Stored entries
--- START ---
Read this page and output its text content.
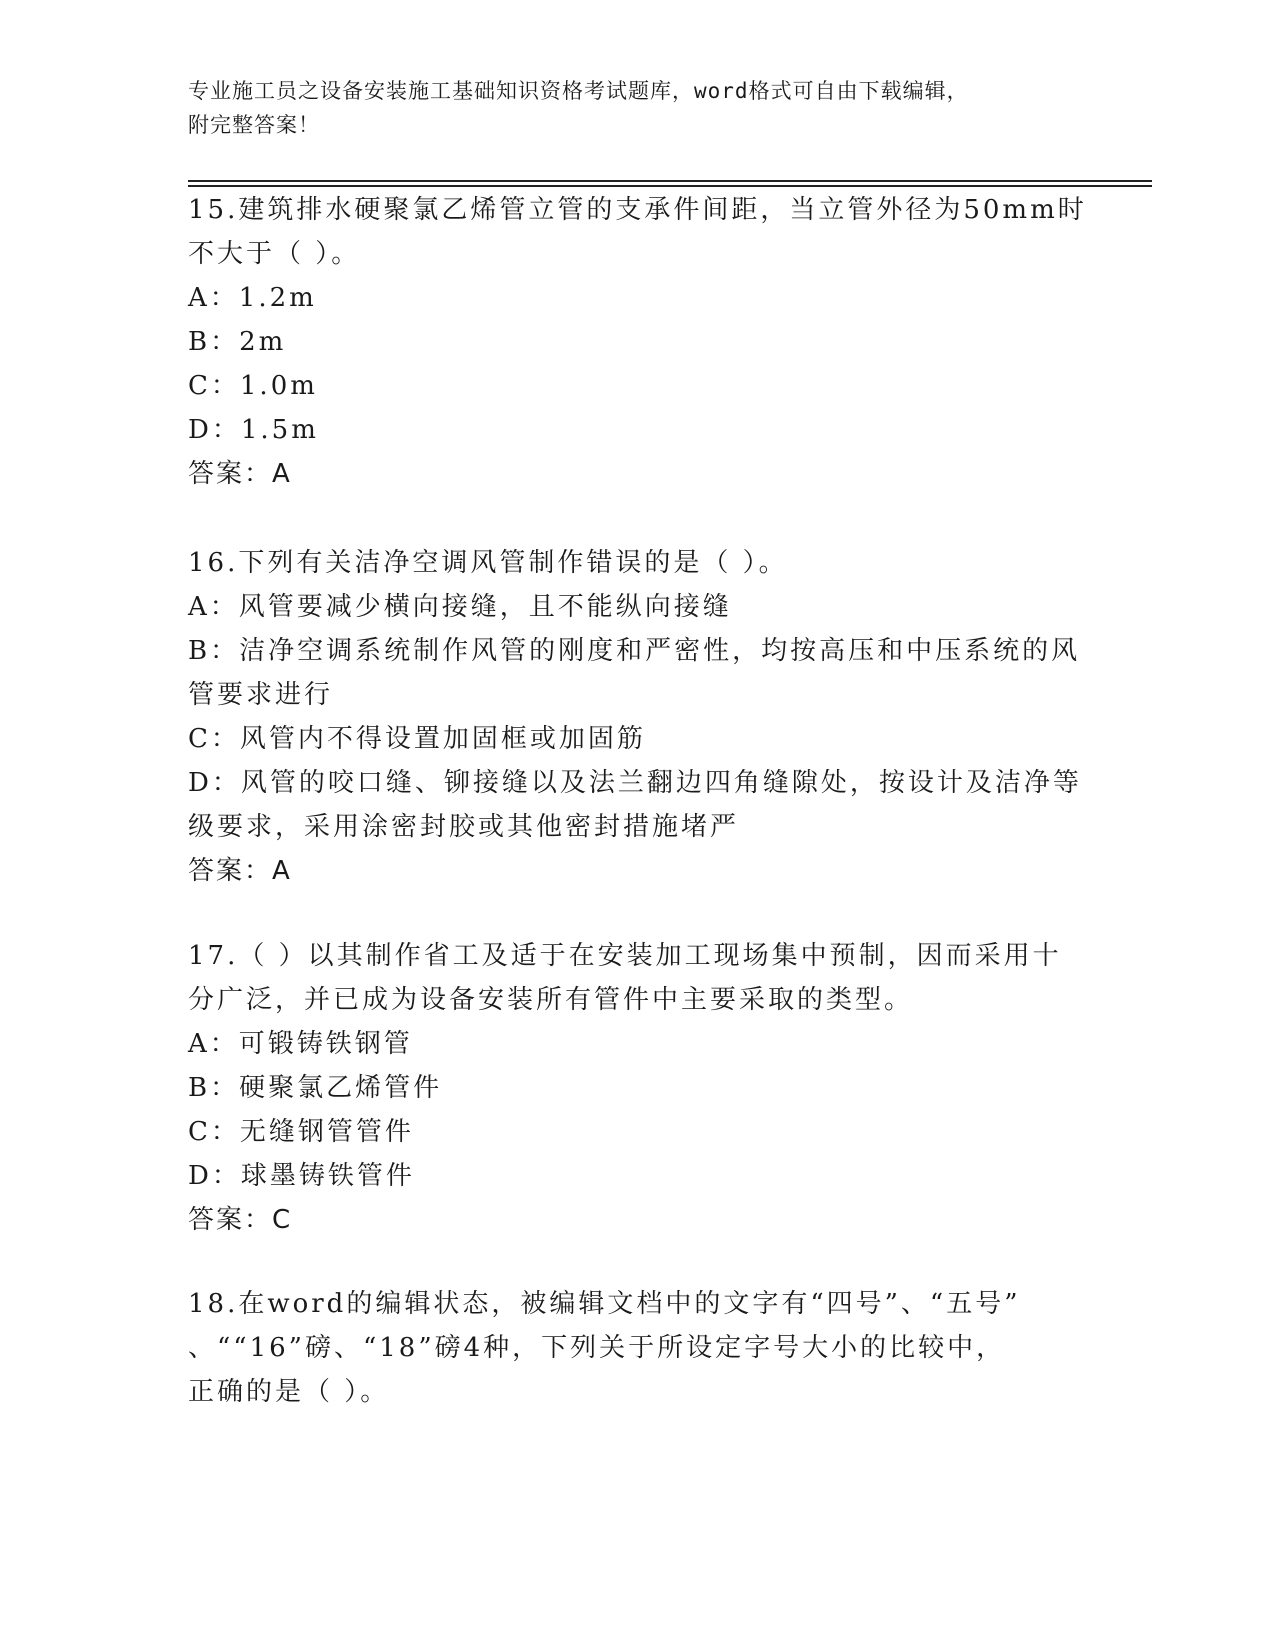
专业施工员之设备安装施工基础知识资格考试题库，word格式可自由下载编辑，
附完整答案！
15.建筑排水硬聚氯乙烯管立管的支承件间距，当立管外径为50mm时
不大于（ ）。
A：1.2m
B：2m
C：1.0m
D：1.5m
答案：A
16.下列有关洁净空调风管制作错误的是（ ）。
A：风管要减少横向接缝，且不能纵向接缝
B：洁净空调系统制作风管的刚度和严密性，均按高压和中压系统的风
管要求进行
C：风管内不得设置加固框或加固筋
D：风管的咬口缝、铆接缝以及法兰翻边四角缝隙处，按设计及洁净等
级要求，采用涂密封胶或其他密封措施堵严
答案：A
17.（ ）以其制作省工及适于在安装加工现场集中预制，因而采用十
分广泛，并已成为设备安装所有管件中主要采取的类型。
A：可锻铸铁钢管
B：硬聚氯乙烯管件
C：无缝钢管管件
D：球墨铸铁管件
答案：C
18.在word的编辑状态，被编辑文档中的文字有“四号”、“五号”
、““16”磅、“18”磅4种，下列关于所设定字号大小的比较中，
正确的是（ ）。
--- END ---
--- START ---
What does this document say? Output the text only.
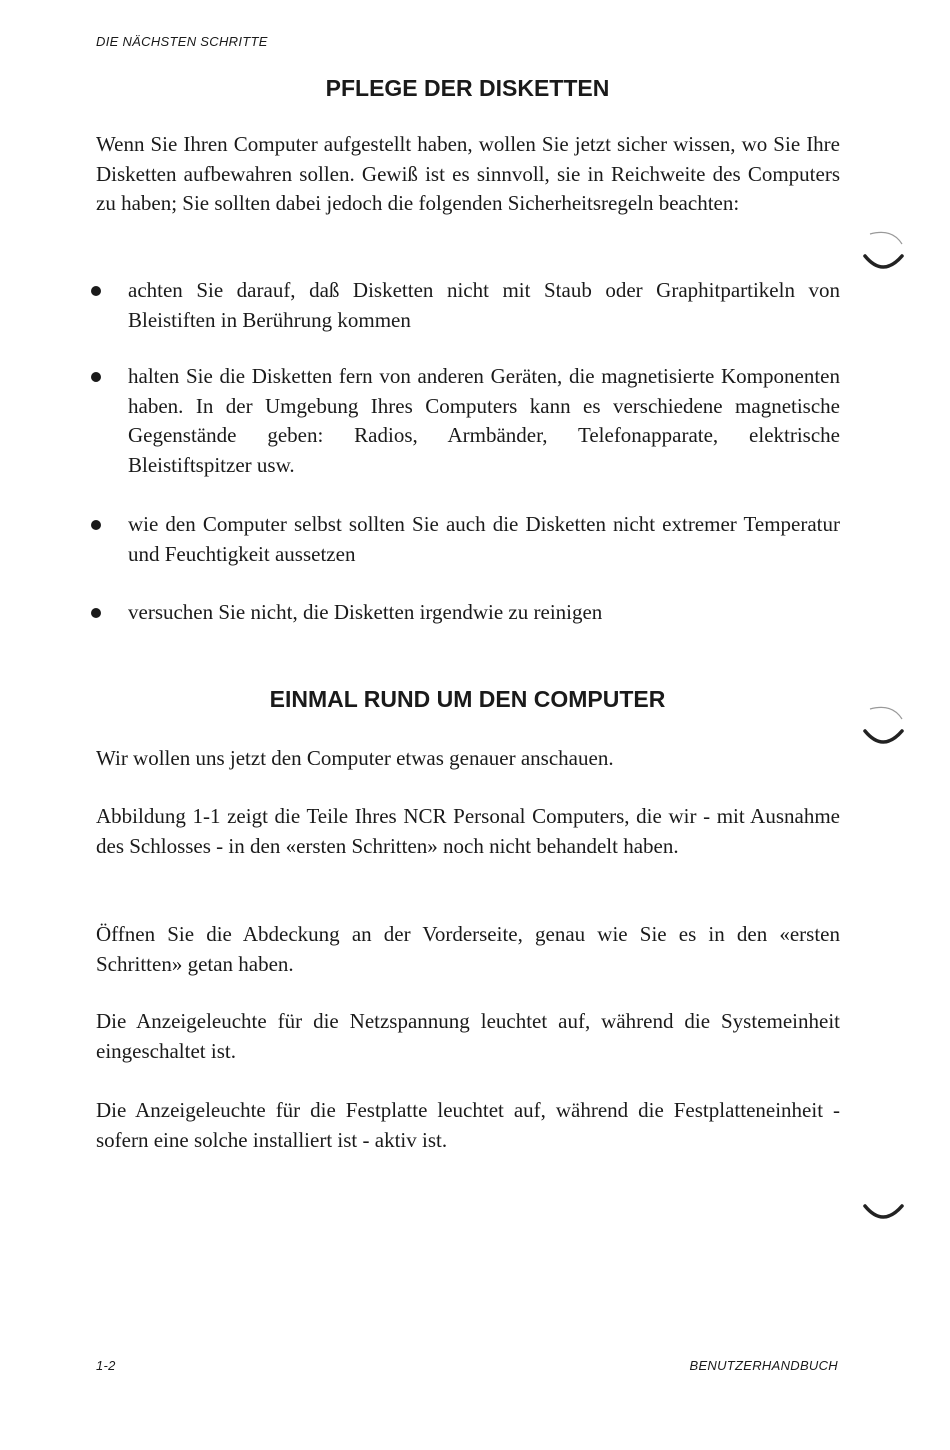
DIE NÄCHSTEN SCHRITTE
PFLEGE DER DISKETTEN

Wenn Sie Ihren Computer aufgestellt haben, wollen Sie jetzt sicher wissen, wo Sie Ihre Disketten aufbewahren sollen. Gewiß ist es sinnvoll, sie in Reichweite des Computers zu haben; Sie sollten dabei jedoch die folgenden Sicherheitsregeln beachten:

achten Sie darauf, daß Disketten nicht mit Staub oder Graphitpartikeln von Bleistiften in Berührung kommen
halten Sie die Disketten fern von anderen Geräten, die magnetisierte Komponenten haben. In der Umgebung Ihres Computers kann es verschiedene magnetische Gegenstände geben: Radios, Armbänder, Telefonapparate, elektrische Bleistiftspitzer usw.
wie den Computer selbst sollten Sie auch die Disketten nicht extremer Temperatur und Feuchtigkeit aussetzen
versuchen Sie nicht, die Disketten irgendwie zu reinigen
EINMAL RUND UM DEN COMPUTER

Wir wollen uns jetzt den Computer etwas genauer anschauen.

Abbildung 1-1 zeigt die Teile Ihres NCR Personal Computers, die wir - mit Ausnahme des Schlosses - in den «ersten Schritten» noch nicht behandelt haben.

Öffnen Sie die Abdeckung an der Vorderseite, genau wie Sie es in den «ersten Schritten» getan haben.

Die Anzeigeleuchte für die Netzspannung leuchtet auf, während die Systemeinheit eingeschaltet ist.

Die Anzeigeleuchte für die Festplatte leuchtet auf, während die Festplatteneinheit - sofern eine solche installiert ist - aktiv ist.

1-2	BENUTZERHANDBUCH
--- END ---
--- Stated task ---
Take every line from the records above that has the word "leuchtet" and copy it.

--- Solution for this task ---
Die Anzeigeleuchte für die Netzspannung leuchtet auf, während die Systemeinheit eingeschaltet ist.
Die Anzeigeleuchte für die Festplatte leuchtet auf, während die Festplatteneinheit - sofern eine solche installiert ist - aktiv ist.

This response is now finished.